## Start
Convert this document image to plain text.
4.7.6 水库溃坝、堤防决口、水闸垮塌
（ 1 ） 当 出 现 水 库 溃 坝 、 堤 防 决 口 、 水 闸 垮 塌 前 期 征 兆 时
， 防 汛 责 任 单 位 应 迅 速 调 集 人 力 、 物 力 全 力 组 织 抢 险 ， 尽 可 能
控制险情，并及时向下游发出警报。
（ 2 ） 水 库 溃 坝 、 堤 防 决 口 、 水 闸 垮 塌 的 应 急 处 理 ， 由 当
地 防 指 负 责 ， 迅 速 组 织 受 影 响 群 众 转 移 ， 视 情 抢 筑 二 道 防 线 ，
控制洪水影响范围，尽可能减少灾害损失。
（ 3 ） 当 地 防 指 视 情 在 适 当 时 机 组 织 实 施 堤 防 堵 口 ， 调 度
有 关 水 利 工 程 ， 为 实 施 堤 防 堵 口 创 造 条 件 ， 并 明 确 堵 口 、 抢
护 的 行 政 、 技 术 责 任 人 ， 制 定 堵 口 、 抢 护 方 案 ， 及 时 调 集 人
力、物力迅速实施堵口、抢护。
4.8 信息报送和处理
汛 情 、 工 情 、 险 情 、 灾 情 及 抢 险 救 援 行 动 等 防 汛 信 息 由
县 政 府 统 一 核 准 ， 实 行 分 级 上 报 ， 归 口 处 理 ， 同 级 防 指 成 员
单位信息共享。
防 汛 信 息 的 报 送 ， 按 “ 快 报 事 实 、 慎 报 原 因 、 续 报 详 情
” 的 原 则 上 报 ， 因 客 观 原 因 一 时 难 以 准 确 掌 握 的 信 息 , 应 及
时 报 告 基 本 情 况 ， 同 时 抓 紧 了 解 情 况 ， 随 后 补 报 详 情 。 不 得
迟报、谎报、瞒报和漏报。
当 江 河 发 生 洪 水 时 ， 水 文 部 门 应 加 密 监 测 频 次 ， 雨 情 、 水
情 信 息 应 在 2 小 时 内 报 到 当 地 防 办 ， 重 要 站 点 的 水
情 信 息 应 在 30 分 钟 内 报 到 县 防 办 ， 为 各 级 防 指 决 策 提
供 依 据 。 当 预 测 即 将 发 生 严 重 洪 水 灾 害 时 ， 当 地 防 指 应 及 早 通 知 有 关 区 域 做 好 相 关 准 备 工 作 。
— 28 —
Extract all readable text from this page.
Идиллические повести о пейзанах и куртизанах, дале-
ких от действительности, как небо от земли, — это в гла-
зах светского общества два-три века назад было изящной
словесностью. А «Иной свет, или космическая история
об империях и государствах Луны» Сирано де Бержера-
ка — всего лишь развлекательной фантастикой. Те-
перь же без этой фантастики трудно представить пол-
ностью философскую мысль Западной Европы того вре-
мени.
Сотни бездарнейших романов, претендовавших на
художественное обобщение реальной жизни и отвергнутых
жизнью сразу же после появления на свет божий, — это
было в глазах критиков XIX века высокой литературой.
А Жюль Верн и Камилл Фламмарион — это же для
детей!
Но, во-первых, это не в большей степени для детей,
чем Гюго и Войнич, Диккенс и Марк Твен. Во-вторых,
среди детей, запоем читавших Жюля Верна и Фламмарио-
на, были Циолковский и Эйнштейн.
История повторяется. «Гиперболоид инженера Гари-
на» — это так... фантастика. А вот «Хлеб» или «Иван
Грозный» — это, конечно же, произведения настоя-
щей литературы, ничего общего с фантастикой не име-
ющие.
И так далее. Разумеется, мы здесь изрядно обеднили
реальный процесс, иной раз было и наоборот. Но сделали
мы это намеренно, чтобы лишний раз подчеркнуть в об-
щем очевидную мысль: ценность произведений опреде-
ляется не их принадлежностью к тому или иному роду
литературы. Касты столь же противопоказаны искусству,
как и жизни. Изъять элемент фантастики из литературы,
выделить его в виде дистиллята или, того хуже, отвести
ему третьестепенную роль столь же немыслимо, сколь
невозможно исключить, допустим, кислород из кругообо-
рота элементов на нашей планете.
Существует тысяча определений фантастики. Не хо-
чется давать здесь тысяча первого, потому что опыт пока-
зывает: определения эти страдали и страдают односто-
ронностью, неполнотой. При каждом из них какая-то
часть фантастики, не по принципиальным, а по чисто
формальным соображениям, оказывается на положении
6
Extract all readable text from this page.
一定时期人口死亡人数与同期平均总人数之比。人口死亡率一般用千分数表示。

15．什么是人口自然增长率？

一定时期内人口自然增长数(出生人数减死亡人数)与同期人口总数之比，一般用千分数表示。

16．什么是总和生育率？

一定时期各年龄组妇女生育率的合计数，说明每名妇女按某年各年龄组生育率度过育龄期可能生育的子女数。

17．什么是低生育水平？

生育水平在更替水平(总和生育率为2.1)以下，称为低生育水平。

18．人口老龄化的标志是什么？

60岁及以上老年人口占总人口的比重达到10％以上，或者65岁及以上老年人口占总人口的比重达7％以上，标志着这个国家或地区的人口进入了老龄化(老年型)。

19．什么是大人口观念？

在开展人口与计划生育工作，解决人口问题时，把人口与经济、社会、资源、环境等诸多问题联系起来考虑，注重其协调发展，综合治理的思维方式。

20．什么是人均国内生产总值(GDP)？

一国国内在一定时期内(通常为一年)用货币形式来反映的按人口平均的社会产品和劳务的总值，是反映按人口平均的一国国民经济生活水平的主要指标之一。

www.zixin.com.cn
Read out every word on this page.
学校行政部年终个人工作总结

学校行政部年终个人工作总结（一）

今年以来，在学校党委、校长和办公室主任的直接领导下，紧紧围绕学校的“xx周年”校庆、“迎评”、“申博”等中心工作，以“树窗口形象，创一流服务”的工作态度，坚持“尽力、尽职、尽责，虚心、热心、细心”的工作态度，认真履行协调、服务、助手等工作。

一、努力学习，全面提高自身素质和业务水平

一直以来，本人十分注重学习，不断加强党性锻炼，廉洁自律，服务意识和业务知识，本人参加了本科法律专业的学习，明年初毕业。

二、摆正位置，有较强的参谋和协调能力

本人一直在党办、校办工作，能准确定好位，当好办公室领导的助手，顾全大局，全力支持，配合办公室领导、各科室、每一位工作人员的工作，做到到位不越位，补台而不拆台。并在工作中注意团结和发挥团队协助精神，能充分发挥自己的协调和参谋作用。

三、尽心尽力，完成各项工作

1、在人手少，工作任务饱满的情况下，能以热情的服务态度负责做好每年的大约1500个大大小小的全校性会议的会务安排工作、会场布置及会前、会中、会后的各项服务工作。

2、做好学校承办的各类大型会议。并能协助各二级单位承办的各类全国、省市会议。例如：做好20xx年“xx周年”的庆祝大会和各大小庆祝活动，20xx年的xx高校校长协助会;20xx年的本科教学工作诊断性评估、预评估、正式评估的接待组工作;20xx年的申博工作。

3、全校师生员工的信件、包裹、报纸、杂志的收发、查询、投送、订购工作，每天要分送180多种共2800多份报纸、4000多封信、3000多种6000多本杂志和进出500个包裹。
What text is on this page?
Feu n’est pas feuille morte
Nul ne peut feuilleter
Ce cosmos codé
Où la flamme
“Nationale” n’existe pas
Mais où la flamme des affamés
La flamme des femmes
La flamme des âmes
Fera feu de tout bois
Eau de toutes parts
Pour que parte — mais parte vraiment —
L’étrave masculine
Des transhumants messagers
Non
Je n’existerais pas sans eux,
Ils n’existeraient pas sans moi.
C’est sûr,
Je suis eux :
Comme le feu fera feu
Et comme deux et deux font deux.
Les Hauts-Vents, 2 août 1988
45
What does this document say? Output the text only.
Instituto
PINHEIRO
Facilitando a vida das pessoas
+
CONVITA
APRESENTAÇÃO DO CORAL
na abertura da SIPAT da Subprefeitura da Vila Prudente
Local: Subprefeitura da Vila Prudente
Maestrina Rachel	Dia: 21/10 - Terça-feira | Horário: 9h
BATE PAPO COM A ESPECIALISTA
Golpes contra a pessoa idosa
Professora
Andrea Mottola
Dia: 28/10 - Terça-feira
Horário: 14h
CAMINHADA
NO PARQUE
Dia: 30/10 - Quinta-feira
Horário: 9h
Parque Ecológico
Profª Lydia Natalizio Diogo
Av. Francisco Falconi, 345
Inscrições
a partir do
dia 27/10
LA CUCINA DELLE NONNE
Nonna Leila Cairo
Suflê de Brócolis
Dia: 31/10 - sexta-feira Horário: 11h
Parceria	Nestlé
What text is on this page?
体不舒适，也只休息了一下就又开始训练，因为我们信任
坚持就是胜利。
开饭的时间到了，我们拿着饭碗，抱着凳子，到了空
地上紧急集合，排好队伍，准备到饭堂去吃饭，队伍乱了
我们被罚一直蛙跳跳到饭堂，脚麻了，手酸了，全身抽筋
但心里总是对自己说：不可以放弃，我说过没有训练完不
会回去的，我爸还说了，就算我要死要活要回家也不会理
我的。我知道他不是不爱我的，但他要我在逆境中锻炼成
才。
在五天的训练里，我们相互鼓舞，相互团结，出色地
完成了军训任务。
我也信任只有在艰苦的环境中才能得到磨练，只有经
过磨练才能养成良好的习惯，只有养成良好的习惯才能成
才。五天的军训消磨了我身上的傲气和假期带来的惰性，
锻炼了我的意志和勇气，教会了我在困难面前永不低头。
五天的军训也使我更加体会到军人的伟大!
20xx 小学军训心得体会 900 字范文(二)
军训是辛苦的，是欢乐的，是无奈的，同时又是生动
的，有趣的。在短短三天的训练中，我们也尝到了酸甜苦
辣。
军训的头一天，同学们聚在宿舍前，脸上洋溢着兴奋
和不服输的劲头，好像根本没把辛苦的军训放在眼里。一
## End
## WHAT TO DO
Select the lines that carry the string "document" and copy them.

## OUTPUT BELOW
Convert this document image to plain text.
What does this document say? Output the text only.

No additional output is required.